* What you need to do:
a) According to the text on India's 2026 IPO landscape, how many companies are awaiting regulatory clearance?
b) Continue the text on India's 2026 IPO pipeline from where it stops.

* Text excerpt:
Understanding 2026's IPO Landscape: A Market Transformation

India's equity fundraising ecosystem is entering a pivotal phase. After witnessing an IPO tsunami in 2025 with record-breaking issues, India's primary market is set to enter 2026 with one of the largest IPO pipelines in history. According to Prime Database, 84 companies have received SEBI approval to collectively raise about ₹1.14 lakh crore, while another 108 companies are awaiting regulatory clearance with a projected fundraising of ₹1.46 lakh crore. In total, over 190 companies are either approved or in the pipeline, pointing to a potential fundraising pool exceeding ₹2.5 lakh crore.

This strong pipeline visibility offers confidence that India's IPO cycle will remain robust well into 2026. The coming year is expected to test the depth and maturity of equity markets—both in terms of sectoral leadership and the quality of issuers tapping public markets. From new-age technology firms to established legacy players, 2026 could redefine how capital is raised, priced, and deployed in India.

The regulatory environment has also become more efficient. SEBI's streamlined timelines and broadened capital market access have made India's primary markets more competitive globally. This shift is attracting not just domestic but also international companies seeking Indian domicile and public listing opportunities.

* Given records:

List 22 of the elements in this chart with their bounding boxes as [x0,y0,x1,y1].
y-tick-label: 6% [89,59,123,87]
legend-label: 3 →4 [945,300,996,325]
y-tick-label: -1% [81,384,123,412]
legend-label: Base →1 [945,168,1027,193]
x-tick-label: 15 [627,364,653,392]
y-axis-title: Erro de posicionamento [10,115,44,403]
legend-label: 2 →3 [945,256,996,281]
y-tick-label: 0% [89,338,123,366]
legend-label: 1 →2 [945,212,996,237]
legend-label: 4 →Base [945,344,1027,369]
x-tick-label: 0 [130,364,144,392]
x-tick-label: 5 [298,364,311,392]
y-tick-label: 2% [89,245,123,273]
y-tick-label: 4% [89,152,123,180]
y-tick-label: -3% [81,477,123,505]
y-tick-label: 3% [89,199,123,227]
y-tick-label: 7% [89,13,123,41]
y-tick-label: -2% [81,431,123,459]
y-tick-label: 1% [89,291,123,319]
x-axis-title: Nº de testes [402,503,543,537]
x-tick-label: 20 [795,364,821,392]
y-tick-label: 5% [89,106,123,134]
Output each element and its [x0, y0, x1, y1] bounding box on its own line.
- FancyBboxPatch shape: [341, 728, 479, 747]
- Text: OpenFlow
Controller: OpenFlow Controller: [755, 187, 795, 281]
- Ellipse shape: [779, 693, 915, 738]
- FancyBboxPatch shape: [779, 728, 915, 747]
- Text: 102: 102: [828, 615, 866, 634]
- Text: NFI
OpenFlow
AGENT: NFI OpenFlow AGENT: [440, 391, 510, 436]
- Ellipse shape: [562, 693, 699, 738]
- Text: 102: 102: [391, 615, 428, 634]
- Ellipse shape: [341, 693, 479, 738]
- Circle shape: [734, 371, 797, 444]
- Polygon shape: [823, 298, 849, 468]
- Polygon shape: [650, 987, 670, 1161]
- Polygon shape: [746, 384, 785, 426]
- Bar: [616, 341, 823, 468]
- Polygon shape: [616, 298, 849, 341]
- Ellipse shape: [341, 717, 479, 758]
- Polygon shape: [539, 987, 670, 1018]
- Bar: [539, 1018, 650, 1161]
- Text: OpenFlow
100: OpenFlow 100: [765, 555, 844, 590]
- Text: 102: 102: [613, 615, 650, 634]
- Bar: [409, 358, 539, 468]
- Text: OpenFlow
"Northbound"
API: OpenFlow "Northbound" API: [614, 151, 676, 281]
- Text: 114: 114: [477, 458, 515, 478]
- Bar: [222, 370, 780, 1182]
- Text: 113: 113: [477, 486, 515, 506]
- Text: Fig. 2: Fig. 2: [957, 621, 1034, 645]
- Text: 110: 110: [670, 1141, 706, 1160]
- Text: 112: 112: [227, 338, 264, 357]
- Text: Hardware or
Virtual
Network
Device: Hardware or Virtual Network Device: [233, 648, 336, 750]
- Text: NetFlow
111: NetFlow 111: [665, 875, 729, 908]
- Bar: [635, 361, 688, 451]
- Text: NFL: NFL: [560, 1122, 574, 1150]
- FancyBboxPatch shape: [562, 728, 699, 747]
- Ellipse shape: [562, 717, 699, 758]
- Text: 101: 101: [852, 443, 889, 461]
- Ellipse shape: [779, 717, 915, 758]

* List of answers:
a) 108 companies are awaiting regulatory clearance.

b)
Reliance Jio IPO: The Mega-Listing That Could Break Records

Valuation Range: ₹11 lakh crore to ₹13.5 lakh crore ($121–154 billion)Expected Timeline: First Half of 2026Issue Structure: Mix of fresh equity and investor participationWhy It Matters: Potential India's largest IPO in history

The Scale and Significance

Reliance Jio's IPO could be among the largest in the history of Indian markets. According to Bloomberg reports, investment bankers are pitching a valuation of up to $170 billion for Jio Platforms. Mukesh Ambani, Chairman of Reliance Industries, confirmed that the listing may take place in the first half of 2026, with preparations already underway.

Since launching in 2016, Jio has grown into India's largest mobile operator with more than 500 million subscribers, backed by investments from Alphabet, Meta, KKR, General Atlantic, and sovereign wealth funds. The company has revolutionized India's telecom landscape, forcing a complete market restructuring and bringing broadband to millions of Indians.

Valuation Analysis and Broker Projections

Various brokerages have provided bullish valuations:

  • Goldman Sachs: $154 billion (bull-case scenario) – representing 15-17x revenue multiples
  • Jefferies: $146 billion enterprise value
  • Macquarie: $123 billion valuation
  • Emkay: $121 billion valuation
  • Citi: $135 billion enterprise value

These valuations would potentially place Jio among India's top five listed companies by market capitalization, surpassing Bharti Airtel's current market cap of ₹10.77 lakh crore.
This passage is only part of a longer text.